# [PROBLEM]
Set down all of the data that follows word for word, without the images.

# [Data entries]
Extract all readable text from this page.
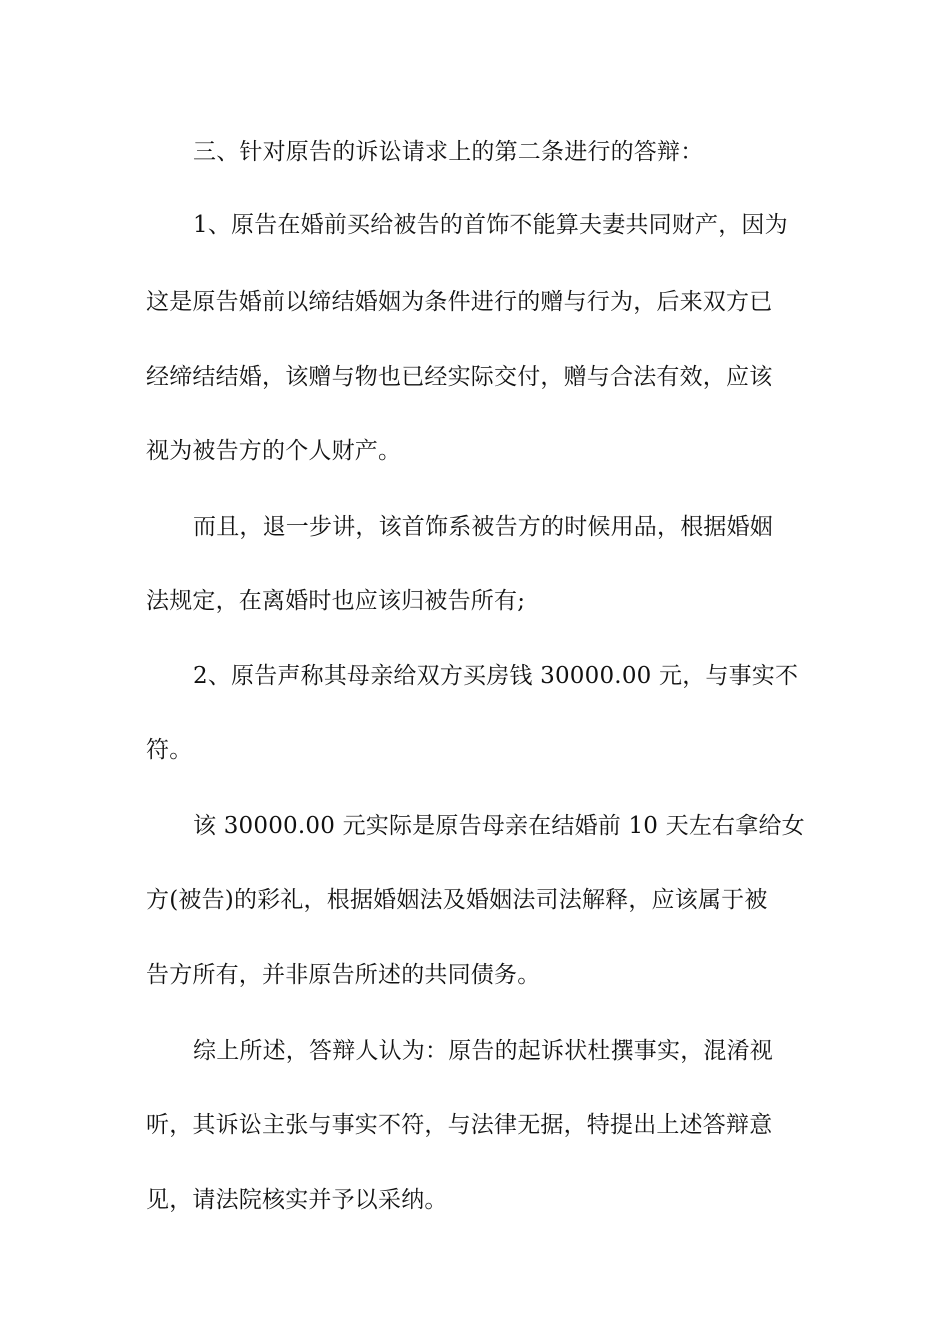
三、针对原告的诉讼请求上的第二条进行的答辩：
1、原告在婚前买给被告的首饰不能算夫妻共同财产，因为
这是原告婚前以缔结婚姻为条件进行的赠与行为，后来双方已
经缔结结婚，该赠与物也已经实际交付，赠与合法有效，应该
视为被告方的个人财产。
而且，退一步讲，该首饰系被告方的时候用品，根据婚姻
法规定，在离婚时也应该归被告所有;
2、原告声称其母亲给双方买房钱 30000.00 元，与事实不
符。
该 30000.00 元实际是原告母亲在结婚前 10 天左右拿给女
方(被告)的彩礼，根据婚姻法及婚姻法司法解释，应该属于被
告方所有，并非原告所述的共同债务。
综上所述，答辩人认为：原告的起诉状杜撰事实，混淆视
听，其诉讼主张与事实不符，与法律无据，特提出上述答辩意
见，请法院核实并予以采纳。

# [OUTPUT FOR THIS TASK]
Extract all readable text from this page.
三、针对原告的诉讼请求上的第二条进行的答辩：
1、原告在婚前买给被告的首饰不能算夫妻共同财产，因为
这是原告婚前以缔结婚姻为条件进行的赠与行为，后来双方已
经缔结结婚，该赠与物也已经实际交付，赠与合法有效，应该
视为被告方的个人财产。
而且，退一步讲，该首饰系被告方的时候用品，根据婚姻
法规定，在离婚时也应该归被告所有;
2、原告声称其母亲给双方买房钱 30000.00 元，与事实不
符。
该 30000.00 元实际是原告母亲在结婚前 10 天左右拿给女
方(被告)的彩礼，根据婚姻法及婚姻法司法解释，应该属于被
告方所有，并非原告所述的共同债务。
综上所述，答辩人认为：原告的起诉状杜撰事实，混淆视
听，其诉讼主张与事实不符，与法律无据，特提出上述答辩意
见，请法院核实并予以采纳。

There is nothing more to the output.